-- Begin EXERCISE INPUTS --

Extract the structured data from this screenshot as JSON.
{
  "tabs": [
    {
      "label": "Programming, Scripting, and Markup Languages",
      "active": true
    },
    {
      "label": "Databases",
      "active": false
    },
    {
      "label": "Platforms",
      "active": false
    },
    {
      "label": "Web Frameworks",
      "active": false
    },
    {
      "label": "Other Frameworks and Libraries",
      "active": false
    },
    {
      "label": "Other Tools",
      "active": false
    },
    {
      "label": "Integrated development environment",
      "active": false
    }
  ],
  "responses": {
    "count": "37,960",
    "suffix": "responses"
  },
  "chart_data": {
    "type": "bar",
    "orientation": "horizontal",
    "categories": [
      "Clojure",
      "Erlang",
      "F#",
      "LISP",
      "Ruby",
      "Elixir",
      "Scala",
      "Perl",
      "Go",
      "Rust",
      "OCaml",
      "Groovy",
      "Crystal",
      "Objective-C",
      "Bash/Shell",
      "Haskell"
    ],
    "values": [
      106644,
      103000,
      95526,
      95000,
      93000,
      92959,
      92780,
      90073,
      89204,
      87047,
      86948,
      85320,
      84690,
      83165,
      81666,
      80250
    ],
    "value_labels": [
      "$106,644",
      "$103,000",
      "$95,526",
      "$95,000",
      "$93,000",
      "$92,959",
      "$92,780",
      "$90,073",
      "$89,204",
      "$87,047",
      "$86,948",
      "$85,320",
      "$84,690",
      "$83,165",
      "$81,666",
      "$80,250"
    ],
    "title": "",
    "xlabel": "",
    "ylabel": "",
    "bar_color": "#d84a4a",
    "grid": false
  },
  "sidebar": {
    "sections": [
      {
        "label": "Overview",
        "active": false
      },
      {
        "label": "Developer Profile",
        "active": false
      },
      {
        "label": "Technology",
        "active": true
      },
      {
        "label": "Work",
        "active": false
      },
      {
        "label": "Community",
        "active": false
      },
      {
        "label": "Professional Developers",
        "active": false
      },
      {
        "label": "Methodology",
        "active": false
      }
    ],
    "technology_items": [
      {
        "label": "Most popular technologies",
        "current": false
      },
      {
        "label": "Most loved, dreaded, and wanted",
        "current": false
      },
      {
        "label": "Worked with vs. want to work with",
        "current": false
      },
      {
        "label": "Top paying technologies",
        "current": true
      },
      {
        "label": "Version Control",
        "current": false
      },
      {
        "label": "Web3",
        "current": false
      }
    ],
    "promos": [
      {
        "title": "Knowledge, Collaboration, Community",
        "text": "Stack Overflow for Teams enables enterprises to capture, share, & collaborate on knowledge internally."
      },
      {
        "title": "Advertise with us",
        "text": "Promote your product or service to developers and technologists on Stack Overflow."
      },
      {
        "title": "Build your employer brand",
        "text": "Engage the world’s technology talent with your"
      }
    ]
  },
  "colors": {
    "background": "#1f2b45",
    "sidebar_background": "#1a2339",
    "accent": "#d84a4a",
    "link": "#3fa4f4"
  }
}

-- End EXERCISE INPUTS --
-- Begin EXERCISE INPUTS --

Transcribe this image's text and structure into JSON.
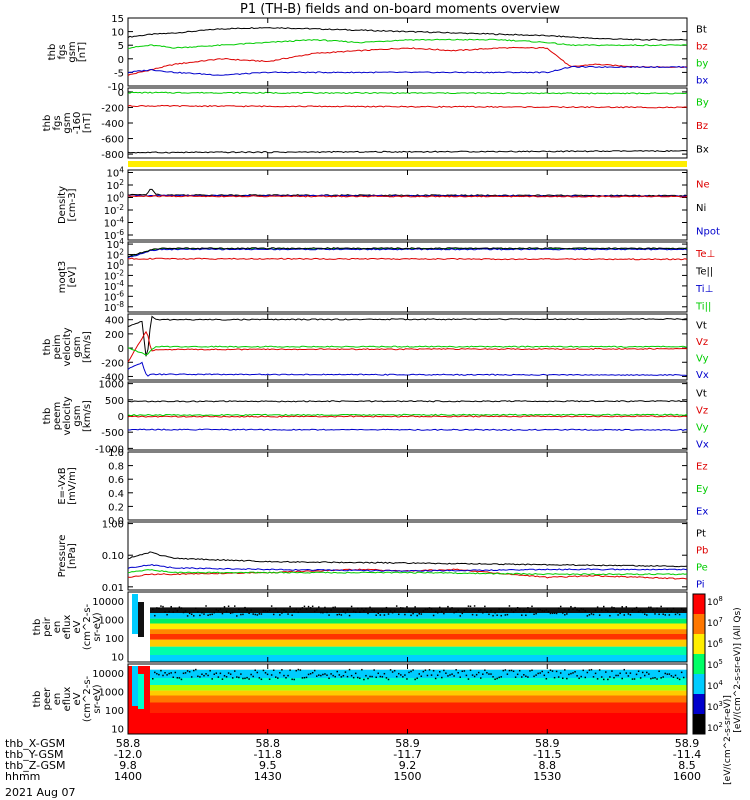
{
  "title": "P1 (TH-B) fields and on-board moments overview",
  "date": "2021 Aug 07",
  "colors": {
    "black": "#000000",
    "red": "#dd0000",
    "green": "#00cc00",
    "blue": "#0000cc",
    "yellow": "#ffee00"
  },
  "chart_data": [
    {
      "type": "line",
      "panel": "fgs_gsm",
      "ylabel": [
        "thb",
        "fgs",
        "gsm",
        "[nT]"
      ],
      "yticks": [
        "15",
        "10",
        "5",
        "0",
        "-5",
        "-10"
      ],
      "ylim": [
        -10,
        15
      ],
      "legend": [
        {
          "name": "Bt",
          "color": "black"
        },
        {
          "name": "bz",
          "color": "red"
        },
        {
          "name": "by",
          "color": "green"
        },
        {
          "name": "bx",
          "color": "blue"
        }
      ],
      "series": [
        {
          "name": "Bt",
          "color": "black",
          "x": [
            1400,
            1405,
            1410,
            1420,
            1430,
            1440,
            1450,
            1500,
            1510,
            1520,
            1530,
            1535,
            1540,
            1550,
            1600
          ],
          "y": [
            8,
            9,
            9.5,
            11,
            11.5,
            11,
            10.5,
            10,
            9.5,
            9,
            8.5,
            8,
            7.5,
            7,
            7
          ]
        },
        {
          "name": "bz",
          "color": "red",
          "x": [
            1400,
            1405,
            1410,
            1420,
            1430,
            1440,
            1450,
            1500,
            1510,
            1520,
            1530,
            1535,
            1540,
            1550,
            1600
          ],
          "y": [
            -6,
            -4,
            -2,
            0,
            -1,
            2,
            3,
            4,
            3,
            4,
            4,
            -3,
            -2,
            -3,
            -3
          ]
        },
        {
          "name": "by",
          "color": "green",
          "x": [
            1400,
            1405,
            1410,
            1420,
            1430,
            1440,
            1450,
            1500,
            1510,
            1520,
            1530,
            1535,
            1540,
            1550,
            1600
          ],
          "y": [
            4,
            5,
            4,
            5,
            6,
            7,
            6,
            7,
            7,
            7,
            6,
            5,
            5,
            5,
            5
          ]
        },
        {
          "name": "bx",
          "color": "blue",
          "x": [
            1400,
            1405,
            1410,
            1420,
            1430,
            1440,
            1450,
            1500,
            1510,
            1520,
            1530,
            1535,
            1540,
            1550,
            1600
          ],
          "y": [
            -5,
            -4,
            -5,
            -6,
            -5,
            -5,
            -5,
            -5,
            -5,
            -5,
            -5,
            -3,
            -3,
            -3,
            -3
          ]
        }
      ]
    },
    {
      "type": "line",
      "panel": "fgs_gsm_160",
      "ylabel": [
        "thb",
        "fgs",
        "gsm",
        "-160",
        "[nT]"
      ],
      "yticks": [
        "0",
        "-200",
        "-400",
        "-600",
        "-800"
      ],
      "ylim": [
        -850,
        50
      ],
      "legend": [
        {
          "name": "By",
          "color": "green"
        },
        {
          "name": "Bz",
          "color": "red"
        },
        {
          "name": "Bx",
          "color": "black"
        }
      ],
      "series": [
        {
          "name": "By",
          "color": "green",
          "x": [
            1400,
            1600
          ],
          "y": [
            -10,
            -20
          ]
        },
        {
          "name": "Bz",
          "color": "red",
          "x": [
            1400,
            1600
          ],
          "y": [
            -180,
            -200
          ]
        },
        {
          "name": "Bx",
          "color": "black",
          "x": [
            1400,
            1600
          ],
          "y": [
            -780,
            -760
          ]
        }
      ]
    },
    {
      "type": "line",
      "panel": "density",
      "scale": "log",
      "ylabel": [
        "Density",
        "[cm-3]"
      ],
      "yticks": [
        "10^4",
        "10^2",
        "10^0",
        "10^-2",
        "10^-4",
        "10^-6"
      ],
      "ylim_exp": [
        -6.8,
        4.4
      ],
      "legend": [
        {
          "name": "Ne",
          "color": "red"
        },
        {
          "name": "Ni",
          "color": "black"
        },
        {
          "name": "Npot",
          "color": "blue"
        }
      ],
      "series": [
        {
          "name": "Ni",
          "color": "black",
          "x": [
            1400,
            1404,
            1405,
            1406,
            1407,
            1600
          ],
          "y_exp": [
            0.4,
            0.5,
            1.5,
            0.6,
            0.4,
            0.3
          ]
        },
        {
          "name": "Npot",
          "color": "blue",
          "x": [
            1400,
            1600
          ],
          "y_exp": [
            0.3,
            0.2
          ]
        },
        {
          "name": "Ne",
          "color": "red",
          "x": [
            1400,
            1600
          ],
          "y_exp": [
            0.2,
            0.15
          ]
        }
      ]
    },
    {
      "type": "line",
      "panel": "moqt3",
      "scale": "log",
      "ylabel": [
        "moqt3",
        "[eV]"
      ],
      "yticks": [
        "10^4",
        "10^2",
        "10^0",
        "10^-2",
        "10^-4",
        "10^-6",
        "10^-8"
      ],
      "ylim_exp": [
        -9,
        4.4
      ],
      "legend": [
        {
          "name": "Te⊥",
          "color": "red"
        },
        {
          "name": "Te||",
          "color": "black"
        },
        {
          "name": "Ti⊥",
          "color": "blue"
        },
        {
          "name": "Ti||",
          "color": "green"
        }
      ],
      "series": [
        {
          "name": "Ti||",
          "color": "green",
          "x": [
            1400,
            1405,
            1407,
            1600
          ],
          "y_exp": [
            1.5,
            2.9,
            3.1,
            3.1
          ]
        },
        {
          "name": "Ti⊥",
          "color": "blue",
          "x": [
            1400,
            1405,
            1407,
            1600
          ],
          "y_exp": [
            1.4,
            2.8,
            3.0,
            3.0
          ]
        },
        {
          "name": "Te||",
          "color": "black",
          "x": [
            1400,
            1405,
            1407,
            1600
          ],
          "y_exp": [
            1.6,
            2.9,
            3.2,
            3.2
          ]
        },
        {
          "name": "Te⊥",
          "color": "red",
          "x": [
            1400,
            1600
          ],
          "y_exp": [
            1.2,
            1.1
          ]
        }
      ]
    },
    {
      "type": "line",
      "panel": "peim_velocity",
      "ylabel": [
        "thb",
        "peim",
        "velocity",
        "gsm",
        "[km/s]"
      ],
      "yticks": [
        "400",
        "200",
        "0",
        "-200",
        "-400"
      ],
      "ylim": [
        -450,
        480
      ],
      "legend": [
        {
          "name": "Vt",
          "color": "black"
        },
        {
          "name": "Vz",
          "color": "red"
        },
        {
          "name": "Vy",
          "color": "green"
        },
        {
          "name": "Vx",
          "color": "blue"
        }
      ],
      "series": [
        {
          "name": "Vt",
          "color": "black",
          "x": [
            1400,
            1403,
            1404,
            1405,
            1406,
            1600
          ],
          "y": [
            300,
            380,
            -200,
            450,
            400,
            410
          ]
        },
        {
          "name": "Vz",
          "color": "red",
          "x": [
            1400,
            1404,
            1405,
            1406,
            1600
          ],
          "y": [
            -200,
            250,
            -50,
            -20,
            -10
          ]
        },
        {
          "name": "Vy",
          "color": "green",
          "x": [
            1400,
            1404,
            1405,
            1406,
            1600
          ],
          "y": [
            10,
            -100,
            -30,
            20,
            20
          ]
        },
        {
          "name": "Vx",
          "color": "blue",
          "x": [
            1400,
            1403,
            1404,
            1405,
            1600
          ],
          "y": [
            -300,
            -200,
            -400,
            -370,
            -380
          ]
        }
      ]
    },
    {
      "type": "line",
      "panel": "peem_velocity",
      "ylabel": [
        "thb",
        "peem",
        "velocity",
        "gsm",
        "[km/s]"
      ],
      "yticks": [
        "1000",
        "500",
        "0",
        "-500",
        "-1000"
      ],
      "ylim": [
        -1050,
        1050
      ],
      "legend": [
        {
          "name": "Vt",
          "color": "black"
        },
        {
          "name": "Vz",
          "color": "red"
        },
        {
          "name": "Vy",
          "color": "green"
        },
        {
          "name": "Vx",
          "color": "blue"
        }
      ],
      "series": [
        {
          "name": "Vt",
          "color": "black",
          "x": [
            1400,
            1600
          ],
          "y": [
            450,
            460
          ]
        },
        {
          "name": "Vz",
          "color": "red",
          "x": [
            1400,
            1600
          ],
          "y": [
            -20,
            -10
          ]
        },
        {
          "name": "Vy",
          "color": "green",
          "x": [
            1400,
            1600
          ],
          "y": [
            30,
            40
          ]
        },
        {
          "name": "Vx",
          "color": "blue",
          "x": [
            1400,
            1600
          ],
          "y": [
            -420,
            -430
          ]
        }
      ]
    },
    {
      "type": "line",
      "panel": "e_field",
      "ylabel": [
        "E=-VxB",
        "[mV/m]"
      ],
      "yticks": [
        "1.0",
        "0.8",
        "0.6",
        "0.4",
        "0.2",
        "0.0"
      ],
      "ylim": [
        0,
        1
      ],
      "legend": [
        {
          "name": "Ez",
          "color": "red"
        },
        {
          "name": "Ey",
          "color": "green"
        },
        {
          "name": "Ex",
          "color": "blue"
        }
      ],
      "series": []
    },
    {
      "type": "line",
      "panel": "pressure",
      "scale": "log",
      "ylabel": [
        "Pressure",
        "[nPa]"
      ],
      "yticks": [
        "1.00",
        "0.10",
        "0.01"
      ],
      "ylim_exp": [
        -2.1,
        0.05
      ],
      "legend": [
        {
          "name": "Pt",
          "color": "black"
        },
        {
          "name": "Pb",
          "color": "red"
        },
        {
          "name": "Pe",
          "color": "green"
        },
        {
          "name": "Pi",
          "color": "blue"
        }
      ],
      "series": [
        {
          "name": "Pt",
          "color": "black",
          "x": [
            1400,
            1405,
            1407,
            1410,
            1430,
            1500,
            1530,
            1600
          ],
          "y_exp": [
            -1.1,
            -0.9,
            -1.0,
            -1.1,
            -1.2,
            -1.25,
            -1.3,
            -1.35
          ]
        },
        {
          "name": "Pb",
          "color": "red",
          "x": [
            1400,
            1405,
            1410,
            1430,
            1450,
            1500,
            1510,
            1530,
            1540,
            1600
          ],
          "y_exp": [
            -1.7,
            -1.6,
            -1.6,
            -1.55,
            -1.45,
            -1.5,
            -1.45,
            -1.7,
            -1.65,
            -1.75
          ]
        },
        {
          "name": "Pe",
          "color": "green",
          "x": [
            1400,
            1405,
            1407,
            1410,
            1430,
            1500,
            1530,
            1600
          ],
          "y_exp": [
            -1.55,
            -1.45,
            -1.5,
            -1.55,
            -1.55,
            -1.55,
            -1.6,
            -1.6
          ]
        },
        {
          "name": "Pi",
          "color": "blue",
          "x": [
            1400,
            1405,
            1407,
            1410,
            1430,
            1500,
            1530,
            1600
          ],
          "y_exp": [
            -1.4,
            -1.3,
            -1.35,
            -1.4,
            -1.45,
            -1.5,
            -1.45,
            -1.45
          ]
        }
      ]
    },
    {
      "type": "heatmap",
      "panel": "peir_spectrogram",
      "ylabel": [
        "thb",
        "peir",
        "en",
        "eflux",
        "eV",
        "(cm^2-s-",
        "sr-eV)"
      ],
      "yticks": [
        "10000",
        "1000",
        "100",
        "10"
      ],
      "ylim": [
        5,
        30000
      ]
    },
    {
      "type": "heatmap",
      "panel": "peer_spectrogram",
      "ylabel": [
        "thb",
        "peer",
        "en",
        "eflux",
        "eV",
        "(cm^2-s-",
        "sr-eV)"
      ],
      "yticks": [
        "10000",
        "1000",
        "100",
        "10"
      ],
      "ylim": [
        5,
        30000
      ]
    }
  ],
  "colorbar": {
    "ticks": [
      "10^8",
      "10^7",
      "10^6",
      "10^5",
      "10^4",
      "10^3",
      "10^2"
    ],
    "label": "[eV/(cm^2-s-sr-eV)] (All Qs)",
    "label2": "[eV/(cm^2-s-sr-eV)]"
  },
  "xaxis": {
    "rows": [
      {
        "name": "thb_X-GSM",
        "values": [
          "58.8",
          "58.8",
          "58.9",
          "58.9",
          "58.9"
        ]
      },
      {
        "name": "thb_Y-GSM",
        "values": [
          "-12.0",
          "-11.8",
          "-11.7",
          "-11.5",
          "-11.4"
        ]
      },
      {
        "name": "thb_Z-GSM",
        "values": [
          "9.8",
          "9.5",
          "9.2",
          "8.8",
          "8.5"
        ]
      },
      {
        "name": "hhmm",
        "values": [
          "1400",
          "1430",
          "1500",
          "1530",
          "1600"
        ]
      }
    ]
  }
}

-- End EXERCISE INPUTS --

Extract every line that has the string "Most" in it.

▶ _RESULT OF THE EXERCISE_:
        "label": "Most popular technologies",
        "label": "Most loved, dreaded, and wanted",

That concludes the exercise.